[Extracts from a graphics dataset]
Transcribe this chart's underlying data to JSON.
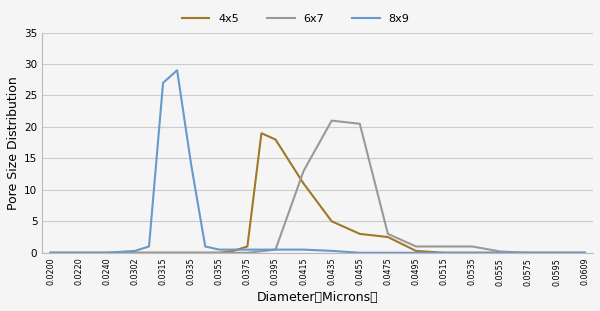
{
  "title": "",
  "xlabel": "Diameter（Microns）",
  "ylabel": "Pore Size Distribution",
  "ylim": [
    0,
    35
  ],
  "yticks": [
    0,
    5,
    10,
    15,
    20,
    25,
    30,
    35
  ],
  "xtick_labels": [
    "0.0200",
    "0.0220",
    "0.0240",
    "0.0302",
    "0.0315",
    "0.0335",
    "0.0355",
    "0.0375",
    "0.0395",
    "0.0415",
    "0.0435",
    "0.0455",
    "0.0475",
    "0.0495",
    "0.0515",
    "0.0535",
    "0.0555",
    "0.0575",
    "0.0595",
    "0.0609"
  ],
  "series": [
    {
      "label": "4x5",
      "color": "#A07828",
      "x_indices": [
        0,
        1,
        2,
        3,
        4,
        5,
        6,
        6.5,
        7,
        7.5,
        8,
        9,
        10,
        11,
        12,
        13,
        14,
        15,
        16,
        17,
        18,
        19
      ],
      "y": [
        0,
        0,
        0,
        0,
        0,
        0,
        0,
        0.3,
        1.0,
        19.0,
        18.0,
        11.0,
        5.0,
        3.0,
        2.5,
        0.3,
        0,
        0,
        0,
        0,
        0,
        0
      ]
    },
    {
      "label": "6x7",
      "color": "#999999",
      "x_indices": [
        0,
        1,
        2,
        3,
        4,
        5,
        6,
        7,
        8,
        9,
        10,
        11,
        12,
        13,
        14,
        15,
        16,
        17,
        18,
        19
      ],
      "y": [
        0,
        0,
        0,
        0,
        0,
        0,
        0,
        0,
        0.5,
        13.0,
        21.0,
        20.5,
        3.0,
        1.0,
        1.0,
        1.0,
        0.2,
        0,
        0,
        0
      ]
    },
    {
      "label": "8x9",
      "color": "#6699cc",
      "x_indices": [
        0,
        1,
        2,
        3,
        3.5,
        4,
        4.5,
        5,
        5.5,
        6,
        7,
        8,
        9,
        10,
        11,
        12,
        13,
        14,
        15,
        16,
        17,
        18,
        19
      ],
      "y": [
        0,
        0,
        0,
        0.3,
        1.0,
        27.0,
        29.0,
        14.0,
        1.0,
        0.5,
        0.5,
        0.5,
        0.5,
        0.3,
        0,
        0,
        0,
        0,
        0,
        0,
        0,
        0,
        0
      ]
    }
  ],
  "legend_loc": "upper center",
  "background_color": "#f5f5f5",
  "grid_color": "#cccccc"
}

*The request*: Each entry above is to be written out again unchanged, apart from the pictures, which are left out.

*Exercise result*:
Transcribe this chart's underlying data to JSON.
{
  "title": "",
  "xlabel": "Diameter（Microns）",
  "ylabel": "Pore Size Distribution",
  "ylim": [
    0,
    35
  ],
  "yticks": [
    0,
    5,
    10,
    15,
    20,
    25,
    30,
    35
  ],
  "xtick_labels": [
    "0.0200",
    "0.0220",
    "0.0240",
    "0.0302",
    "0.0315",
    "0.0335",
    "0.0355",
    "0.0375",
    "0.0395",
    "0.0415",
    "0.0435",
    "0.0455",
    "0.0475",
    "0.0495",
    "0.0515",
    "0.0535",
    "0.0555",
    "0.0575",
    "0.0595",
    "0.0609"
  ],
  "series": [
    {
      "label": "4x5",
      "color": "#A07828",
      "x_indices": [
        0,
        1,
        2,
        3,
        4,
        5,
        6,
        6.5,
        7,
        7.5,
        8,
        9,
        10,
        11,
        12,
        13,
        14,
        15,
        16,
        17,
        18,
        19
      ],
      "y": [
        0,
        0,
        0,
        0,
        0,
        0,
        0,
        0.3,
        1.0,
        19.0,
        18.0,
        11.0,
        5.0,
        3.0,
        2.5,
        0.3,
        0,
        0,
        0,
        0,
        0,
        0
      ]
    },
    {
      "label": "6x7",
      "color": "#999999",
      "x_indices": [
        0,
        1,
        2,
        3,
        4,
        5,
        6,
        7,
        8,
        9,
        10,
        11,
        12,
        13,
        14,
        15,
        16,
        17,
        18,
        19
      ],
      "y": [
        0,
        0,
        0,
        0,
        0,
        0,
        0,
        0,
        0.5,
        13.0,
        21.0,
        20.5,
        3.0,
        1.0,
        1.0,
        1.0,
        0.2,
        0,
        0,
        0
      ]
    },
    {
      "label": "8x9",
      "color": "#6699cc",
      "x_indices": [
        0,
        1,
        2,
        3,
        3.5,
        4,
        4.5,
        5,
        5.5,
        6,
        7,
        8,
        9,
        10,
        11,
        12,
        13,
        14,
        15,
        16,
        17,
        18,
        19
      ],
      "y": [
        0,
        0,
        0,
        0.3,
        1.0,
        27.0,
        29.0,
        14.0,
        1.0,
        0.5,
        0.5,
        0.5,
        0.5,
        0.3,
        0,
        0,
        0,
        0,
        0,
        0,
        0,
        0,
        0
      ]
    }
  ],
  "legend_loc": "upper center",
  "background_color": "#f5f5f5",
  "grid_color": "#cccccc"
}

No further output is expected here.